LISTING:
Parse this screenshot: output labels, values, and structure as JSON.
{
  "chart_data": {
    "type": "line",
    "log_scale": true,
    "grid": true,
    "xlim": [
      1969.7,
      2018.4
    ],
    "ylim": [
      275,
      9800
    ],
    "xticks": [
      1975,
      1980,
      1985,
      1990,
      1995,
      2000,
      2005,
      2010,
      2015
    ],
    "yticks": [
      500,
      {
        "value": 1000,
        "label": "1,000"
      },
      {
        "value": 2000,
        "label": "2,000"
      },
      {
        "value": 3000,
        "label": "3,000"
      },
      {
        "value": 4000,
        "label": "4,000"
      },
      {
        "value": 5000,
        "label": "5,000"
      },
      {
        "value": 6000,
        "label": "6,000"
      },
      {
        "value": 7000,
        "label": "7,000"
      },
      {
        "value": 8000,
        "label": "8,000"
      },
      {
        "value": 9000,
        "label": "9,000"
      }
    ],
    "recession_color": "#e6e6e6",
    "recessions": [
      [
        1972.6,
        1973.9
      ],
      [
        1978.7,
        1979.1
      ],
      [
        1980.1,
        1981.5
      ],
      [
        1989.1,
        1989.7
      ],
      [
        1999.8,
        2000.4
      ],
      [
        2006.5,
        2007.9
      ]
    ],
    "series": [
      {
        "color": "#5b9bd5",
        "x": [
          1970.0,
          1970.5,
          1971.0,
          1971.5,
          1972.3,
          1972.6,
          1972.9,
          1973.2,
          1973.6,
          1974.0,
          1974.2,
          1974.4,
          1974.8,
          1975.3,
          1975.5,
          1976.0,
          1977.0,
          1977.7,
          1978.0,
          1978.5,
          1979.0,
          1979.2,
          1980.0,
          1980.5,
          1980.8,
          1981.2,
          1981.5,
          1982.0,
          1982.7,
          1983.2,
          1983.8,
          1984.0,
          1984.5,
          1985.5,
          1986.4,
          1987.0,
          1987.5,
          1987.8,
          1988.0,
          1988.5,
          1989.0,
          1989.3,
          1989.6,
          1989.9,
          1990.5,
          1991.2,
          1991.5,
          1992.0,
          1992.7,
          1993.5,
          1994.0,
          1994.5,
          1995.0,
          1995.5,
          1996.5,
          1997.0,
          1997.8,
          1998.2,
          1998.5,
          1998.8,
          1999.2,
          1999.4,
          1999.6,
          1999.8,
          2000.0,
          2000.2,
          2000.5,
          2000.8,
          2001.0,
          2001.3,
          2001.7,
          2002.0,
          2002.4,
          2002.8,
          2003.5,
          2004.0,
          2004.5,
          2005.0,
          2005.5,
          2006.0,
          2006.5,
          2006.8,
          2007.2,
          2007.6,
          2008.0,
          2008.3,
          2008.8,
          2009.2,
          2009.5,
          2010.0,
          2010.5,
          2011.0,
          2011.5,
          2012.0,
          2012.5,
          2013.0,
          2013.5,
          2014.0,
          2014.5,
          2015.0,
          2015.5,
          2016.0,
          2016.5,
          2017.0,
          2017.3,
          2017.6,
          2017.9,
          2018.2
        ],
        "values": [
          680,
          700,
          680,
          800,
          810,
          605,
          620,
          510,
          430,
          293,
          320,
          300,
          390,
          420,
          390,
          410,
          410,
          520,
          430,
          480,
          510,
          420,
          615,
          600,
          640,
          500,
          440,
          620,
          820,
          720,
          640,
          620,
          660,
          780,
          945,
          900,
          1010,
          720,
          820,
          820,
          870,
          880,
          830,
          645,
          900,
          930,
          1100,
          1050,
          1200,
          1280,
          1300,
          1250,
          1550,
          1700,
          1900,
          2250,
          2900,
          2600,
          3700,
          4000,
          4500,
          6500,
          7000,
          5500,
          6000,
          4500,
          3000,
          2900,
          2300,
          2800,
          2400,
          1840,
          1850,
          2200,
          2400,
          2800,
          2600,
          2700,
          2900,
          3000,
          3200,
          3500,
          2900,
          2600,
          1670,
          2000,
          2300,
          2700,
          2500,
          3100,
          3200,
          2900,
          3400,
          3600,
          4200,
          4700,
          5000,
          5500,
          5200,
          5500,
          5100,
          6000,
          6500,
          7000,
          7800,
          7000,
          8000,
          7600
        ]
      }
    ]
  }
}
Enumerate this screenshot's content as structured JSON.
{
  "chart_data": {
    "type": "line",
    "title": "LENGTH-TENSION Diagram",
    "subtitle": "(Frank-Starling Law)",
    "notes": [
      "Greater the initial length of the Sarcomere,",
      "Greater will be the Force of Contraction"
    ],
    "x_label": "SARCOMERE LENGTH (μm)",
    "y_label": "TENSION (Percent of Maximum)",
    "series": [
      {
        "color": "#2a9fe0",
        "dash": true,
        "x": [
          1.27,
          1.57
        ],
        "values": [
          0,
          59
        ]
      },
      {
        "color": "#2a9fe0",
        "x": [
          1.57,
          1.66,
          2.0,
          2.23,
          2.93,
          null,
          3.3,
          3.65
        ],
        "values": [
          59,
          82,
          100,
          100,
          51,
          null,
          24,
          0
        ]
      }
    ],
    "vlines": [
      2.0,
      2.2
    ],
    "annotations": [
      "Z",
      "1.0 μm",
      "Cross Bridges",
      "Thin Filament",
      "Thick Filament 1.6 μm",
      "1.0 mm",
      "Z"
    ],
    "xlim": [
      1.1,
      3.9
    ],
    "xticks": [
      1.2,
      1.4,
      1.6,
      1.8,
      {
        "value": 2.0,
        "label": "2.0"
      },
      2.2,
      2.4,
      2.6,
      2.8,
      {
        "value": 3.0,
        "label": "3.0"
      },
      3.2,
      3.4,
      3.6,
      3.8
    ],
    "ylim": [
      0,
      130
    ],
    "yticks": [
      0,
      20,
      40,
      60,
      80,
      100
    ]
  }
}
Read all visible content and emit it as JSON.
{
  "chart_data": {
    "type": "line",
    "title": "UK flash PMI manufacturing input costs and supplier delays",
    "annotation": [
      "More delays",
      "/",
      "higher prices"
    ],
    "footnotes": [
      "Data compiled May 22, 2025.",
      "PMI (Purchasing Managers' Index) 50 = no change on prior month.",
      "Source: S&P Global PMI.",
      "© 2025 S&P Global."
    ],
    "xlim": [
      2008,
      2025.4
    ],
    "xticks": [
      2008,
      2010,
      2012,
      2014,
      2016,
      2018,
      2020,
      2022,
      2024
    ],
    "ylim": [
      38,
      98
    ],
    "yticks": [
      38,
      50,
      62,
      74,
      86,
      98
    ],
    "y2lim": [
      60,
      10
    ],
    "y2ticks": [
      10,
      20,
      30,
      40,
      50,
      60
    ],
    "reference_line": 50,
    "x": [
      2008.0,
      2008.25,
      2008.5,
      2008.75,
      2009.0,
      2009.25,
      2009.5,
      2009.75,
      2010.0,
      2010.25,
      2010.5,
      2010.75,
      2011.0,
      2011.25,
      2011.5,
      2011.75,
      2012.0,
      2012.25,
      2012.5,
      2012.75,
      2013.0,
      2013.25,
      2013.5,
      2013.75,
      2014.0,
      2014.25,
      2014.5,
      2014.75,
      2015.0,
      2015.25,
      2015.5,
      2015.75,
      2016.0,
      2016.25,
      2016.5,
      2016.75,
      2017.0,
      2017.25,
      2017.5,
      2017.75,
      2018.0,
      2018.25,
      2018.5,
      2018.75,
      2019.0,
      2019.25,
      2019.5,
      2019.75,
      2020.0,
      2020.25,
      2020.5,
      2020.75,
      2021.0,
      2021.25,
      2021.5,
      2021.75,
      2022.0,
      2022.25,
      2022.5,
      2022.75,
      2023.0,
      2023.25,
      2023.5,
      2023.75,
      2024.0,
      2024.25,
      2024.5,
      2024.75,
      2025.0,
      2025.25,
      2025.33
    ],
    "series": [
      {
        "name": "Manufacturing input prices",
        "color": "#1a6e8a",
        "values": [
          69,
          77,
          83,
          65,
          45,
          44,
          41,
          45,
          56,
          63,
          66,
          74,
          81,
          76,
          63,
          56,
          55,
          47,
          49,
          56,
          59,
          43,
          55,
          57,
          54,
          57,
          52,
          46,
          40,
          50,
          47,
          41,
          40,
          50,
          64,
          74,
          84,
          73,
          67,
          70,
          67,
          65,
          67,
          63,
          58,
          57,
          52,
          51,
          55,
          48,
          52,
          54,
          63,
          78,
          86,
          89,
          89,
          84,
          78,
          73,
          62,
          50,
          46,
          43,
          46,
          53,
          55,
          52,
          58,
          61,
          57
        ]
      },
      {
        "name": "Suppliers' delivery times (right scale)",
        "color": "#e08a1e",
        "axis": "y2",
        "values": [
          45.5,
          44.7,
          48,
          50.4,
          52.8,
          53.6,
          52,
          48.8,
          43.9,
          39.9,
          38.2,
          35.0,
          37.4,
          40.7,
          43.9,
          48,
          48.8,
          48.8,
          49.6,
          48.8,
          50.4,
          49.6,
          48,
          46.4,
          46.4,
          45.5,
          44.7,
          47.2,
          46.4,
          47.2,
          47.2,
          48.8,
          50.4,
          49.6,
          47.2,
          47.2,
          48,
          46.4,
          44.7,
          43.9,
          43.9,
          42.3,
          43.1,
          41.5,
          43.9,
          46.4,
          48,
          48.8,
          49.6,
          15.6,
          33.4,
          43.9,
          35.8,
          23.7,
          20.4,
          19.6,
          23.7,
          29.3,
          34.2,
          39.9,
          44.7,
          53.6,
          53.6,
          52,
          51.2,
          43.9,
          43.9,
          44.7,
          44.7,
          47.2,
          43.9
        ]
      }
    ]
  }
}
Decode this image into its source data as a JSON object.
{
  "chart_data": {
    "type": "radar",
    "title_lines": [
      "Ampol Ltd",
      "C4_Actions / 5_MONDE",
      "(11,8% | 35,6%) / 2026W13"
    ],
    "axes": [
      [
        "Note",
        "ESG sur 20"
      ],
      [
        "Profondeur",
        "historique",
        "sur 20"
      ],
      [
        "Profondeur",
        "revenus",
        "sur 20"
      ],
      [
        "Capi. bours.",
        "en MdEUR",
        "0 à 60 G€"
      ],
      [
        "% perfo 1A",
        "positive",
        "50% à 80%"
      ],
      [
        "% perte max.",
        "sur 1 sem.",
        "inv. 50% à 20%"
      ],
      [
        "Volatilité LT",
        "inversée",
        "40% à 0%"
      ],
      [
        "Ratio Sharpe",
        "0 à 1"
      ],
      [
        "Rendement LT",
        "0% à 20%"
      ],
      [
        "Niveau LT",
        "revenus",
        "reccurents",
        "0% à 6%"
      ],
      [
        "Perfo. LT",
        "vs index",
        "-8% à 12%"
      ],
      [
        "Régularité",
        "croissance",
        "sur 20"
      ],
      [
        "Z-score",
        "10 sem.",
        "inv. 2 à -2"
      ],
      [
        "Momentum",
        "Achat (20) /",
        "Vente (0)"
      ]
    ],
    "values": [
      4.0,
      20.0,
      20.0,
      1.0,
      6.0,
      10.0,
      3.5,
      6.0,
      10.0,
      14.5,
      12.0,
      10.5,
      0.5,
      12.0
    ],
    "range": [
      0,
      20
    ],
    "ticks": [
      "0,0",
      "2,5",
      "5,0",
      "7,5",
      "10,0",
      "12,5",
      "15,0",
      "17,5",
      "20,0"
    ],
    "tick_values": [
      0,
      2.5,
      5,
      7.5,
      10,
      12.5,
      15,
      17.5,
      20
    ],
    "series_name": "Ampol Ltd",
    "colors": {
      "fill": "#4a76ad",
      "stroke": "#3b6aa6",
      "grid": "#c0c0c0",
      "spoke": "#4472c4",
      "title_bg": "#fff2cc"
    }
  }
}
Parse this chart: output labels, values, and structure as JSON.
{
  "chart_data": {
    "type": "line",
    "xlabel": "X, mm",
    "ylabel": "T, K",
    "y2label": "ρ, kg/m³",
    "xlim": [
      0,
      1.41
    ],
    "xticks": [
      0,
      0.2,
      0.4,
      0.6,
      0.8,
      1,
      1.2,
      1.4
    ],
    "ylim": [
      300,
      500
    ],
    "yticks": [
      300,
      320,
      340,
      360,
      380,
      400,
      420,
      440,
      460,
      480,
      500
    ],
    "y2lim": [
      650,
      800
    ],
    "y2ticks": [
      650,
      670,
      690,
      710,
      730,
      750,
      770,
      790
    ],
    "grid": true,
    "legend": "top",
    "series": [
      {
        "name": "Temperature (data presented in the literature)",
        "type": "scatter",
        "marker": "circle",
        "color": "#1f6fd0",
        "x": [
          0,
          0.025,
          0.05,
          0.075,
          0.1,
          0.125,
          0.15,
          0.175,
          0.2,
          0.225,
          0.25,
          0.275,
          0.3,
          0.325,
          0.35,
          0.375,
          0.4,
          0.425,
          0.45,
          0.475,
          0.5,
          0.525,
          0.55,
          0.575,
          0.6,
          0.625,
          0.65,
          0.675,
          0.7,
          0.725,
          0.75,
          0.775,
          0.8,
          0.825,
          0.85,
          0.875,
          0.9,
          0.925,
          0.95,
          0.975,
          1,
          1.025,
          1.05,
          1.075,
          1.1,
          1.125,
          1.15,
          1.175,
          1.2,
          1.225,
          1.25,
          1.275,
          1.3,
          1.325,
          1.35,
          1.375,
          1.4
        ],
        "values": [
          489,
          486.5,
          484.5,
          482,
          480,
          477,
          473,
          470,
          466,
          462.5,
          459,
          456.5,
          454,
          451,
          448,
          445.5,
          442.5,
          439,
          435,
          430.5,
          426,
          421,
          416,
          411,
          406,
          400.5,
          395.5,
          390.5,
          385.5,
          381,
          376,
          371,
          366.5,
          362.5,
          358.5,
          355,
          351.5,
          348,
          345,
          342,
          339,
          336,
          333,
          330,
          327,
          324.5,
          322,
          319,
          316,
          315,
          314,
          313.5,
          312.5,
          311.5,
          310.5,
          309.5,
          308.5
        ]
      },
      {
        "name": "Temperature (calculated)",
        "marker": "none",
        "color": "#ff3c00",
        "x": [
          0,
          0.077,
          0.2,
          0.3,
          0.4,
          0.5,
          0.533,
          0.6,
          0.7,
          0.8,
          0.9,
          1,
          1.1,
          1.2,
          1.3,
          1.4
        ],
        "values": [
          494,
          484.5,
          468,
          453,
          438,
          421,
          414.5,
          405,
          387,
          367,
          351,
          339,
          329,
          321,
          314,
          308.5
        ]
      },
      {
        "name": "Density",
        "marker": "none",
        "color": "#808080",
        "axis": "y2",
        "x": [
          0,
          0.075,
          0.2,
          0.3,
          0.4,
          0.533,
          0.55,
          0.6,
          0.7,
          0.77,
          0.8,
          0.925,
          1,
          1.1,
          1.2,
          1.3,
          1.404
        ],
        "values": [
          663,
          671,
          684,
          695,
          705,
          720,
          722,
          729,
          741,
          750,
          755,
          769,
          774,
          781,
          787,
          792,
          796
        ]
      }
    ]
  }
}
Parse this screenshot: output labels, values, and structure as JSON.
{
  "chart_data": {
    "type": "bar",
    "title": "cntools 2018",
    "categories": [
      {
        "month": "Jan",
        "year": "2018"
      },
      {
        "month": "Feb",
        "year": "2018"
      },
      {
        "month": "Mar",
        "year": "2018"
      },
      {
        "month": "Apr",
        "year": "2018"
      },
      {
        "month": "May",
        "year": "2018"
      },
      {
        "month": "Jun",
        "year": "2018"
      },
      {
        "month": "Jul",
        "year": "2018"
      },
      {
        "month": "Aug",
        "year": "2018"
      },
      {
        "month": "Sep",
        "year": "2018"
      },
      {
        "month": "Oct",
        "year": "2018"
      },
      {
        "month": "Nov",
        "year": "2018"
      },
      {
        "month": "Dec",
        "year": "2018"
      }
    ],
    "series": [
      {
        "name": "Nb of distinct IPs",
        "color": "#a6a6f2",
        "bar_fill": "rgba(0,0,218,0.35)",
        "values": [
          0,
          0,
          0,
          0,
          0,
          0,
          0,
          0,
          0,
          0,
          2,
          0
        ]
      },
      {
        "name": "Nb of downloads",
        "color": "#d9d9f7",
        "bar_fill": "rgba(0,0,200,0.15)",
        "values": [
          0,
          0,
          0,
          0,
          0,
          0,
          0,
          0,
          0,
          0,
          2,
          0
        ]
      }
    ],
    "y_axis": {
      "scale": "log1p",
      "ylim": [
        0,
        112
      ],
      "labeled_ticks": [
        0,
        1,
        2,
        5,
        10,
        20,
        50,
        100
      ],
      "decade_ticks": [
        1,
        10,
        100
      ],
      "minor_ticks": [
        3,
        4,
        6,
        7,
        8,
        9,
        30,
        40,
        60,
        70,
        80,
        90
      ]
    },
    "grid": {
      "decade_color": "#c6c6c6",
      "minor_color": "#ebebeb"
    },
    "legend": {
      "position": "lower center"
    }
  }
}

YOUR GOAL:
Which lines contain "content"? Copy each of them out.

SOLUTION BELOW:
Enumerate this screenshot's content as structured JSON.
Read all visible content and emit it as JSON.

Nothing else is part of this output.